**EXTRACTED RECORDS**:
**********

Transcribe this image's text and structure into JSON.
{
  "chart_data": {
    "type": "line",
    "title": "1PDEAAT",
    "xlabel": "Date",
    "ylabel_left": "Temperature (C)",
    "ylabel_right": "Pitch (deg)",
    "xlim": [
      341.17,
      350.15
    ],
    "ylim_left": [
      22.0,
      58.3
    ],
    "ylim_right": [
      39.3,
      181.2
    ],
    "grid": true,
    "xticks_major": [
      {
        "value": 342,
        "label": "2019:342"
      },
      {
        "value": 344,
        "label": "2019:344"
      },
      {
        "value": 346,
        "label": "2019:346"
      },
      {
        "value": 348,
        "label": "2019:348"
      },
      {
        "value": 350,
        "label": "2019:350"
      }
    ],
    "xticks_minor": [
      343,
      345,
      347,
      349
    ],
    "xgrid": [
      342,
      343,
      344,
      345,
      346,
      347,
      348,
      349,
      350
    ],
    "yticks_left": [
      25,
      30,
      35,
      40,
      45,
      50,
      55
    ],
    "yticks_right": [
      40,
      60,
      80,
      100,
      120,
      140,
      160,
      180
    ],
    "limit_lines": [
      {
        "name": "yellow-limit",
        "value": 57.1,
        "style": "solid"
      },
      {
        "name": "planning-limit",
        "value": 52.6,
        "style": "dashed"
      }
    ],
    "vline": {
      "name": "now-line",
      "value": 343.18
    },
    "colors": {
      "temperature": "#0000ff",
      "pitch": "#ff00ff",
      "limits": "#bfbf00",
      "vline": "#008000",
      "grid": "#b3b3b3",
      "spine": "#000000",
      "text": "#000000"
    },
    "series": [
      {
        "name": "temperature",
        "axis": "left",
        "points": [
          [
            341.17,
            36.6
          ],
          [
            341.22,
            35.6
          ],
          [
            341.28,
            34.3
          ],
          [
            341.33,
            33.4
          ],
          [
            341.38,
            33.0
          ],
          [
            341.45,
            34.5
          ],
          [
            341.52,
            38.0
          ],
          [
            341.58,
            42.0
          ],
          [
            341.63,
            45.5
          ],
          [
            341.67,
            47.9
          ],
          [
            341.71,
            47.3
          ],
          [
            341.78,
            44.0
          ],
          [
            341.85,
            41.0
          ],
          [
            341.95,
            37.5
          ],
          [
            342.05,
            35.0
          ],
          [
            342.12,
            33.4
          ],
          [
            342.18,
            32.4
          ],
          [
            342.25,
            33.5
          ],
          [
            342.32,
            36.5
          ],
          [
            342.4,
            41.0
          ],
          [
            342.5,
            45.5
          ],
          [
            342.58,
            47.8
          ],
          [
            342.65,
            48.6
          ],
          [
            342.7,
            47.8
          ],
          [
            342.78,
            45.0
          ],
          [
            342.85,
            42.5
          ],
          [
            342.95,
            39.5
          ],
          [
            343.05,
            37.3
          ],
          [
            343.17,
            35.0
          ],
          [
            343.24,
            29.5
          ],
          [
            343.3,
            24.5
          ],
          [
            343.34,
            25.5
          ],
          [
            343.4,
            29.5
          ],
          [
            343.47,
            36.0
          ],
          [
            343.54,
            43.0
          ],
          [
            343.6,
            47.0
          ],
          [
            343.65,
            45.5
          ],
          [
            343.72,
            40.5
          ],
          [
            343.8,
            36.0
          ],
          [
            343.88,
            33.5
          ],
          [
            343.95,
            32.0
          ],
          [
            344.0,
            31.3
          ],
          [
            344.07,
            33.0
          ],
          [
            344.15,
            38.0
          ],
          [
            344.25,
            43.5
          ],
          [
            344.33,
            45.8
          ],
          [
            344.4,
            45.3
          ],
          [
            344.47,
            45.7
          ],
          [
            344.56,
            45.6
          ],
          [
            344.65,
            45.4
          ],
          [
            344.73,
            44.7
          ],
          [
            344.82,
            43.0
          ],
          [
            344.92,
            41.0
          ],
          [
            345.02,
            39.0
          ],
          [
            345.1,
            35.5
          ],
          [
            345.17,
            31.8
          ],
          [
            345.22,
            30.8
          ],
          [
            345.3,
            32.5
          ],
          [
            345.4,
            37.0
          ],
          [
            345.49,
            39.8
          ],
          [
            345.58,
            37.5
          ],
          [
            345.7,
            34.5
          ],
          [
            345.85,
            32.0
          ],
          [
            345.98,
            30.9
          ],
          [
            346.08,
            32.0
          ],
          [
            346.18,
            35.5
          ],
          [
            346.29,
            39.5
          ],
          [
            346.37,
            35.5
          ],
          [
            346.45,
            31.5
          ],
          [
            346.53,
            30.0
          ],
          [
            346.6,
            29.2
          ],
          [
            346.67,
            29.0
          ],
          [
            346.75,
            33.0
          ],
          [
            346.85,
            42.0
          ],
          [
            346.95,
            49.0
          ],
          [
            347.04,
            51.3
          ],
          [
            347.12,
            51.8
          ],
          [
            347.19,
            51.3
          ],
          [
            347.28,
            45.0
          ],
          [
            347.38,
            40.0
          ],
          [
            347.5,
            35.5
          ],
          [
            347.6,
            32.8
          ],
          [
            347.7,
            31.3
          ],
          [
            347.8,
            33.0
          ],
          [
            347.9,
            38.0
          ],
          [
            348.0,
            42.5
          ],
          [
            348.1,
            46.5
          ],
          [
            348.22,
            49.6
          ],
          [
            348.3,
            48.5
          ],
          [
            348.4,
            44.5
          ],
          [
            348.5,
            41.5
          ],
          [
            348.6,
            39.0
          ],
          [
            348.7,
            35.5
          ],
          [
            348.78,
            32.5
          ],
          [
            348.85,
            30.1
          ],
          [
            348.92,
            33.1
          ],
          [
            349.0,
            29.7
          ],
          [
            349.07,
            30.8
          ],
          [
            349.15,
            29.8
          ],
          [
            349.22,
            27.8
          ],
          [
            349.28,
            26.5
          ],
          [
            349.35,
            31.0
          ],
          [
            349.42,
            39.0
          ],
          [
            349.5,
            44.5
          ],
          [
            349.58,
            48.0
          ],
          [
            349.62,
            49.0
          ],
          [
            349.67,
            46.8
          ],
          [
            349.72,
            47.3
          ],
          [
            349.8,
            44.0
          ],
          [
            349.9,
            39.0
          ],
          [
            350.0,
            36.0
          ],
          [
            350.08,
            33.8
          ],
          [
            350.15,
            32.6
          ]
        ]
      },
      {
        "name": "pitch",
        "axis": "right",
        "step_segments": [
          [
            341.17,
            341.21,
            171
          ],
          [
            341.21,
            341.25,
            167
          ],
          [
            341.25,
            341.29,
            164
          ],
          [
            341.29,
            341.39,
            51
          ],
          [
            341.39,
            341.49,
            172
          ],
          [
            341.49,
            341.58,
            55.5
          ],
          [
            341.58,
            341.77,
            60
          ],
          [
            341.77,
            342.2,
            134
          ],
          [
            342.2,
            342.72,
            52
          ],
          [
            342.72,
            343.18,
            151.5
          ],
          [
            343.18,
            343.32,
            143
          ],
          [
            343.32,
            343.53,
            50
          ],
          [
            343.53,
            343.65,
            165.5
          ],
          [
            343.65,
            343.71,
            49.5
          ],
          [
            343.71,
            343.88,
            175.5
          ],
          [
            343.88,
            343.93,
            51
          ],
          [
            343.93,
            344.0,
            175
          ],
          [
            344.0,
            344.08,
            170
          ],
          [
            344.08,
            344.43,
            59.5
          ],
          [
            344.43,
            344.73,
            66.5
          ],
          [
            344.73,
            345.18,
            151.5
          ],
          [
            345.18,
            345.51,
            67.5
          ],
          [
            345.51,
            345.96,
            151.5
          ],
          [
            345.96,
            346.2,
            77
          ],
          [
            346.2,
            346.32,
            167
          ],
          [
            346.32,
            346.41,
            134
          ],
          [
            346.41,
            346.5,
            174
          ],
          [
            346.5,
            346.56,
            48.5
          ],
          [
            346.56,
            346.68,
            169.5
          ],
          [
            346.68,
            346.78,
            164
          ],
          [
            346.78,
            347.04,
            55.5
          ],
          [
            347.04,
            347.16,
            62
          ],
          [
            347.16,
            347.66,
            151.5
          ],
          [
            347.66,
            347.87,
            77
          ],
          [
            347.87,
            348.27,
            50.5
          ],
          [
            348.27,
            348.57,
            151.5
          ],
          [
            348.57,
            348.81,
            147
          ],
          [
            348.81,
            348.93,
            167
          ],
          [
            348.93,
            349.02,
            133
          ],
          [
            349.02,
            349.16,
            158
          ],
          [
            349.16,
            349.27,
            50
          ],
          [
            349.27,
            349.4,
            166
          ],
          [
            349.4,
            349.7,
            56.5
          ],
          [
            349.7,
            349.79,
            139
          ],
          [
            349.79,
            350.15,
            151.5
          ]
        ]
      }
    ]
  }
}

**********

**WHAT IS REQUIRED**: Collect, from the material above, every line containing the word "name".

**FULL RESPONSE**:
        "name": "yellow-limit",
        "name": "planning-limit",
      "name": "now-line",
        "name": "temperature",
        "name": "pitch",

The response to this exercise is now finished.